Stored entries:
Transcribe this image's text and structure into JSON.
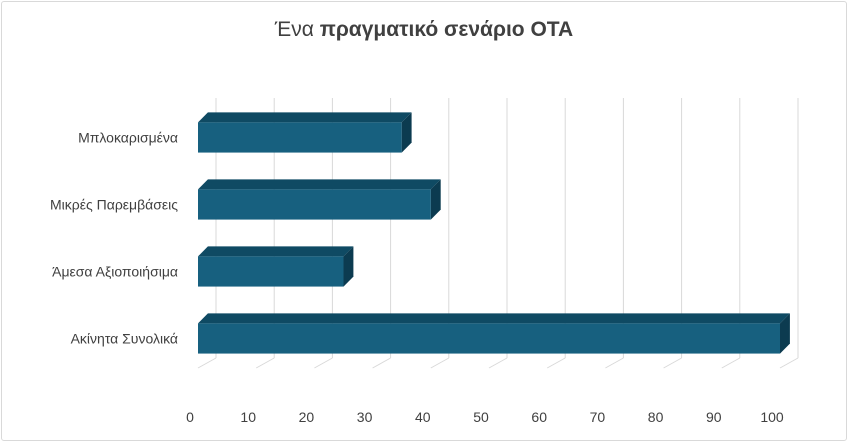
{
  "chart_data": {
    "type": "bar",
    "orientation": "horizontal",
    "style": "3d",
    "title_parts": [
      "Ένα ",
      "πραγματικό σενάριο ΟΤΑ"
    ],
    "title": "Ένα πραγματικό σενάριο ΟΤΑ",
    "categories": [
      "Μπλοκαρισμένα",
      "Μικρές Παρεμβάσεις",
      "Άμεσα Αξιοποιήσιμα",
      "Ακίνητα Συνολικά"
    ],
    "values": [
      35,
      40,
      25,
      100
    ],
    "xlim": [
      0,
      100
    ],
    "xticks": [
      "0",
      "10",
      "20",
      "30",
      "40",
      "50",
      "60",
      "70",
      "80",
      "90",
      "100"
    ],
    "grid": true,
    "legend": "none",
    "colors": {
      "bar_front": "#17607f",
      "bar_top": "#0f4a63",
      "bar_side": "#0c3b50",
      "grid": "#d9d9d9",
      "text": "#404040"
    }
  }
}
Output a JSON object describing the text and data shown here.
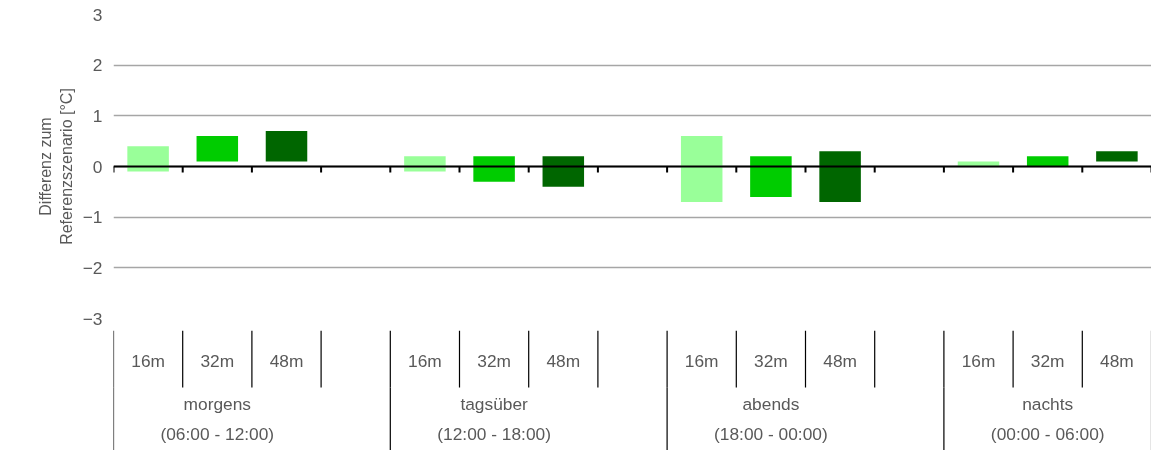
{
  "chart_data": {
    "type": "bar",
    "ylabel": "Differenz zum\nReferenzszenario [°C]",
    "categories": [
      "16m",
      "32m",
      "48m",
      null,
      "16m",
      "32m",
      "48m",
      null,
      "16m",
      "32m",
      "48m",
      null,
      "16m",
      "32m",
      "48m"
    ],
    "base": [
      -0.1,
      0.1,
      0.1,
      null,
      -0.1,
      -0.3,
      -0.4,
      null,
      -0.7,
      -0.6,
      -0.7,
      null,
      0,
      0,
      0.1
    ],
    "values": [
      0.5,
      0.5,
      0.6,
      null,
      0.3,
      0.5,
      0.6,
      null,
      1.3,
      0.8,
      1.0,
      null,
      0.1,
      0.2,
      0.2
    ],
    "colors": [
      "#99ff99",
      "#00cc00",
      "#006600",
      null,
      "#99ff99",
      "#00cc00",
      "#006600",
      null,
      "#99ff99",
      "#00cc00",
      "#006600",
      null,
      "#99ff99",
      "#00cc00",
      "#006600"
    ],
    "ylim": [
      -3,
      3
    ],
    "yticks": [
      -3,
      -2,
      -1,
      0,
      1,
      2,
      3
    ],
    "grid": "y",
    "annotations": [
      "morgens\n(06:00 - 12:00)",
      "tagsüber\n(12:00 - 18:00)",
      "abends\n(18:00 - 00:00)",
      "nachts\n(00:00 - 06:00)"
    ]
  }
}
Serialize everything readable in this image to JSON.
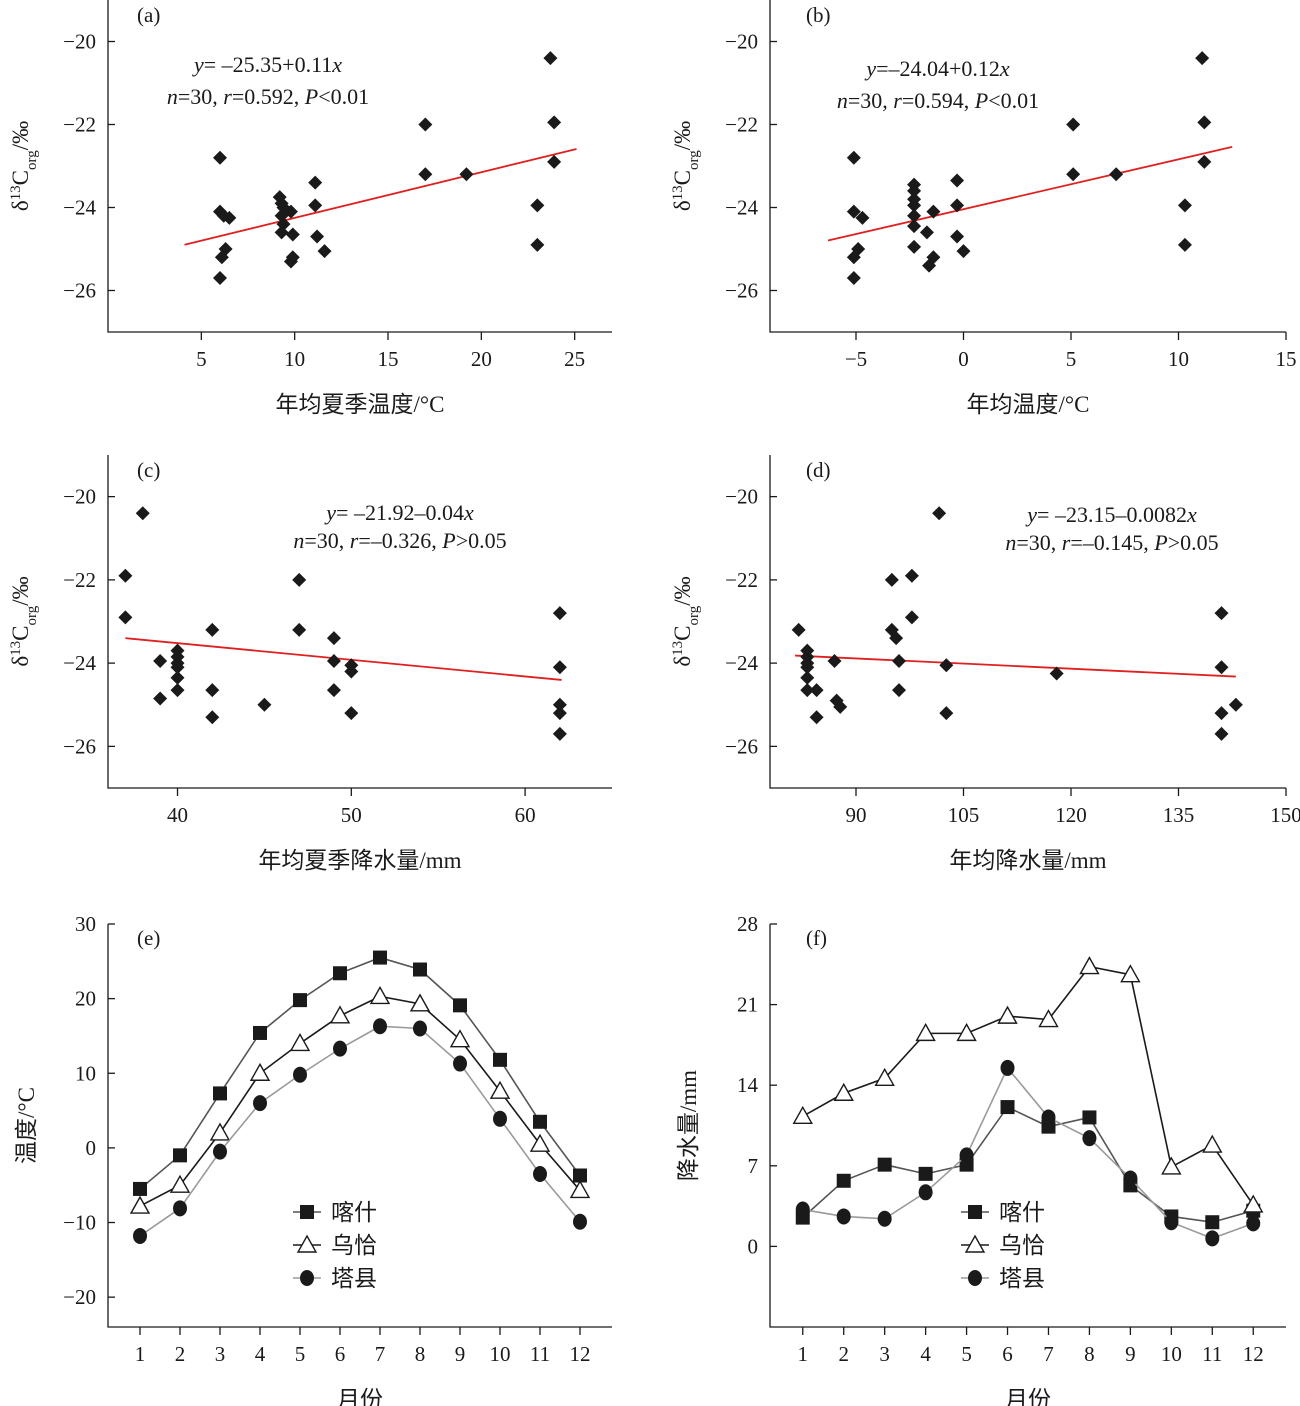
{
  "figure": {
    "colors": {
      "axis": "#1a1a1a",
      "marker": "#1a1a1a",
      "fit_line": "#e02020",
      "gray_line": "#9a9a9a",
      "dark_line": "#555555"
    }
  },
  "chart_data": [
    {
      "type": "scatter",
      "panel": "(a)",
      "xlabel": "年均夏季温度/°C",
      "ylabel": "δ13Corg/‰",
      "xlim": [
        0,
        27
      ],
      "ylim": [
        -27,
        -19
      ],
      "xticks": [
        5,
        10,
        15,
        20,
        25
      ],
      "yticks": [
        -26,
        -24,
        -22,
        -20
      ],
      "marker": "diamond",
      "annotation": [
        "y= –25.35+0.11x",
        "n=30, r=0.592, P<0.01"
      ],
      "fit": {
        "intercept": -25.35,
        "slope": 0.11,
        "x_range": [
          4.1,
          25.1
        ]
      },
      "points": [
        [
          6.0,
          -22.8
        ],
        [
          6.0,
          -24.1
        ],
        [
          6.2,
          -24.2
        ],
        [
          6.5,
          -24.25
        ],
        [
          6.1,
          -25.2
        ],
        [
          6.3,
          -25.0
        ],
        [
          6.0,
          -25.7
        ],
        [
          9.2,
          -23.75
        ],
        [
          9.3,
          -23.9
        ],
        [
          9.4,
          -24.0
        ],
        [
          9.3,
          -24.2
        ],
        [
          9.4,
          -24.4
        ],
        [
          9.3,
          -24.6
        ],
        [
          9.9,
          -24.65
        ],
        [
          9.8,
          -24.1
        ],
        [
          9.9,
          -25.2
        ],
        [
          9.8,
          -25.3
        ],
        [
          11.1,
          -23.4
        ],
        [
          11.1,
          -23.95
        ],
        [
          11.2,
          -24.7
        ],
        [
          11.6,
          -25.05
        ],
        [
          17.0,
          -22.0
        ],
        [
          17.0,
          -23.2
        ],
        [
          19.2,
          -23.2
        ],
        [
          23.0,
          -23.95
        ],
        [
          23.0,
          -24.9
        ],
        [
          23.7,
          -20.4
        ],
        [
          23.9,
          -21.95
        ],
        [
          23.9,
          -22.9
        ]
      ]
    },
    {
      "type": "scatter",
      "panel": "(b)",
      "xlabel": "年均温度/°C",
      "ylabel": "δ13Corg/‰",
      "xlim": [
        -9,
        15
      ],
      "ylim": [
        -27,
        -19
      ],
      "xticks": [
        -5,
        0,
        5,
        10,
        15
      ],
      "yticks": [
        -26,
        -24,
        -22,
        -20
      ],
      "marker": "diamond",
      "annotation": [
        "y=–24.04+0.12x",
        "n=30, r=0.594, P<0.01"
      ],
      "fit": {
        "intercept": -24.04,
        "slope": 0.12,
        "x_range": [
          -6.3,
          12.5
        ]
      },
      "points": [
        [
          -5.1,
          -22.8
        ],
        [
          -5.1,
          -24.1
        ],
        [
          -4.7,
          -24.25
        ],
        [
          -5.1,
          -25.2
        ],
        [
          -4.9,
          -25.0
        ],
        [
          -5.1,
          -25.7
        ],
        [
          -2.3,
          -23.45
        ],
        [
          -2.3,
          -23.6
        ],
        [
          -2.3,
          -23.8
        ],
        [
          -2.3,
          -23.95
        ],
        [
          -2.3,
          -24.2
        ],
        [
          -2.3,
          -24.45
        ],
        [
          -2.3,
          -24.95
        ],
        [
          -1.7,
          -24.6
        ],
        [
          -1.6,
          -25.4
        ],
        [
          -1.4,
          -24.1
        ],
        [
          -1.4,
          -25.2
        ],
        [
          -0.3,
          -23.35
        ],
        [
          -0.3,
          -23.95
        ],
        [
          -0.3,
          -24.7
        ],
        [
          0.0,
          -25.05
        ],
        [
          5.1,
          -22.0
        ],
        [
          5.1,
          -23.2
        ],
        [
          7.1,
          -23.2
        ],
        [
          10.3,
          -23.95
        ],
        [
          10.3,
          -24.9
        ],
        [
          11.1,
          -20.4
        ],
        [
          11.2,
          -21.95
        ],
        [
          11.2,
          -22.9
        ]
      ]
    },
    {
      "type": "scatter",
      "panel": "(c)",
      "xlabel": "年均夏季降水量/mm",
      "ylabel": "δ13Corg/‰",
      "xlim": [
        36,
        65
      ],
      "ylim": [
        -27,
        -19
      ],
      "xticks": [
        40,
        50,
        60
      ],
      "yticks": [
        -26,
        -24,
        -22,
        -20
      ],
      "marker": "diamond",
      "annotation": [
        "y= –21.92–0.04x",
        "n=30, r=–0.326, P>0.05"
      ],
      "fit": {
        "intercept": -21.92,
        "slope": -0.04,
        "x_range": [
          37,
          62.1
        ]
      },
      "points": [
        [
          37.0,
          -21.9
        ],
        [
          37.0,
          -22.9
        ],
        [
          38.0,
          -20.4
        ],
        [
          39.0,
          -23.95
        ],
        [
          39.0,
          -24.85
        ],
        [
          40.0,
          -23.7
        ],
        [
          40.0,
          -23.85
        ],
        [
          40.0,
          -24.0
        ],
        [
          40.0,
          -24.1
        ],
        [
          40.0,
          -24.35
        ],
        [
          40.0,
          -24.65
        ],
        [
          42.0,
          -23.2
        ],
        [
          42.0,
          -24.65
        ],
        [
          42.0,
          -25.3
        ],
        [
          45.0,
          -25.0
        ],
        [
          47.0,
          -22.0
        ],
        [
          47.0,
          -23.2
        ],
        [
          49.0,
          -23.4
        ],
        [
          49.0,
          -23.95
        ],
        [
          49.0,
          -24.65
        ],
        [
          50.0,
          -24.05
        ],
        [
          50.0,
          -24.2
        ],
        [
          50.0,
          -25.2
        ],
        [
          62.0,
          -22.8
        ],
        [
          62.0,
          -24.1
        ],
        [
          62.0,
          -25.0
        ],
        [
          62.0,
          -25.2
        ],
        [
          62.0,
          -25.7
        ]
      ]
    },
    {
      "type": "scatter",
      "panel": "(d)",
      "xlabel": "年均降水量/mm",
      "ylabel": "δ13Corg/‰",
      "xlim": [
        78,
        150
      ],
      "ylim": [
        -27,
        -19
      ],
      "xticks": [
        90,
        105,
        120,
        135,
        150
      ],
      "yticks": [
        -26,
        -24,
        -22,
        -20
      ],
      "marker": "diamond",
      "annotation": [
        "y= –23.15–0.0082x",
        "n=30, r=–0.145, P>0.05"
      ],
      "fit": {
        "intercept": -23.15,
        "slope": -0.0082,
        "x_range": [
          81.5,
          143
        ]
      },
      "points": [
        [
          82.0,
          -23.2
        ],
        [
          83.2,
          -23.7
        ],
        [
          83.2,
          -23.85
        ],
        [
          83.2,
          -24.0
        ],
        [
          83.2,
          -24.1
        ],
        [
          83.2,
          -24.35
        ],
        [
          83.2,
          -24.65
        ],
        [
          84.5,
          -24.65
        ],
        [
          84.5,
          -25.3
        ],
        [
          87.0,
          -23.95
        ],
        [
          87.3,
          -24.9
        ],
        [
          87.8,
          -25.05
        ],
        [
          95.0,
          -22.0
        ],
        [
          95.0,
          -23.2
        ],
        [
          95.6,
          -23.4
        ],
        [
          96.0,
          -23.95
        ],
        [
          96.0,
          -24.65
        ],
        [
          97.8,
          -21.9
        ],
        [
          97.8,
          -22.9
        ],
        [
          101.6,
          -20.4
        ],
        [
          102.6,
          -24.05
        ],
        [
          102.6,
          -25.2
        ],
        [
          118.0,
          -24.25
        ],
        [
          141.0,
          -22.8
        ],
        [
          141.0,
          -24.1
        ],
        [
          141.0,
          -25.2
        ],
        [
          141.0,
          -25.7
        ],
        [
          143.0,
          -25.0
        ]
      ]
    },
    {
      "type": "line",
      "panel": "(e)",
      "xlabel": "月份",
      "ylabel": "温度/°C",
      "xlim": [
        0.2,
        12.8
      ],
      "ylim": [
        -24,
        30
      ],
      "x": [
        1,
        2,
        3,
        4,
        5,
        6,
        7,
        8,
        9,
        10,
        11,
        12
      ],
      "yticks": [
        -20,
        -10,
        0,
        10,
        20,
        30
      ],
      "legend_position": "bottom-center",
      "series": [
        {
          "name": "喀什",
          "marker": "square-filled",
          "color": "#555555",
          "values": [
            -5.5,
            -1.0,
            7.3,
            15.4,
            19.8,
            23.4,
            25.5,
            23.9,
            19.1,
            11.8,
            3.5,
            -3.7
          ]
        },
        {
          "name": "乌恰",
          "marker": "triangle-open",
          "color": "#1a1a1a",
          "values": [
            -7.8,
            -5.0,
            2.0,
            10.0,
            14.0,
            17.7,
            20.3,
            19.3,
            14.5,
            7.6,
            0.5,
            -5.7
          ]
        },
        {
          "name": "塔县",
          "marker": "circle-filled",
          "color": "#9a9a9a",
          "values": [
            -11.8,
            -8.1,
            -0.5,
            6.0,
            9.8,
            13.3,
            16.3,
            16.0,
            11.3,
            3.9,
            -3.5,
            -9.9
          ]
        }
      ]
    },
    {
      "type": "line",
      "panel": "(f)",
      "xlabel": "月份",
      "ylabel": "降水量/mm",
      "xlim": [
        0.2,
        12.8
      ],
      "ylim": [
        -7,
        28
      ],
      "x": [
        1,
        2,
        3,
        4,
        5,
        6,
        7,
        8,
        9,
        10,
        11,
        12
      ],
      "yticks": [
        0,
        7,
        14,
        21,
        28
      ],
      "legend_position": "bottom-center",
      "series": [
        {
          "name": "喀什",
          "marker": "square-filled",
          "color": "#555555",
          "values": [
            2.5,
            5.7,
            7.1,
            6.3,
            7.1,
            12.1,
            10.4,
            11.2,
            5.3,
            2.6,
            2.1,
            3.1
          ]
        },
        {
          "name": "乌恰",
          "marker": "triangle-open",
          "color": "#1a1a1a",
          "values": [
            11.3,
            13.3,
            14.6,
            18.5,
            18.5,
            20.0,
            19.7,
            24.3,
            23.6,
            6.9,
            8.8,
            3.6
          ]
        },
        {
          "name": "塔县",
          "marker": "circle-filled",
          "color": "#9a9a9a",
          "values": [
            3.2,
            2.6,
            2.4,
            4.7,
            7.9,
            15.5,
            11.2,
            9.4,
            5.9,
            2.1,
            0.7,
            2.0
          ]
        }
      ]
    }
  ]
}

- **Exercise objective**
Search the lines above for the string "panel", then show every one that has it.

- **Written answer**
      "panel": "(a)",
      "panel": "(b)",
      "panel": "(c)",
      "panel": "(d)",
      "panel": "(e)",
      "panel": "(f)",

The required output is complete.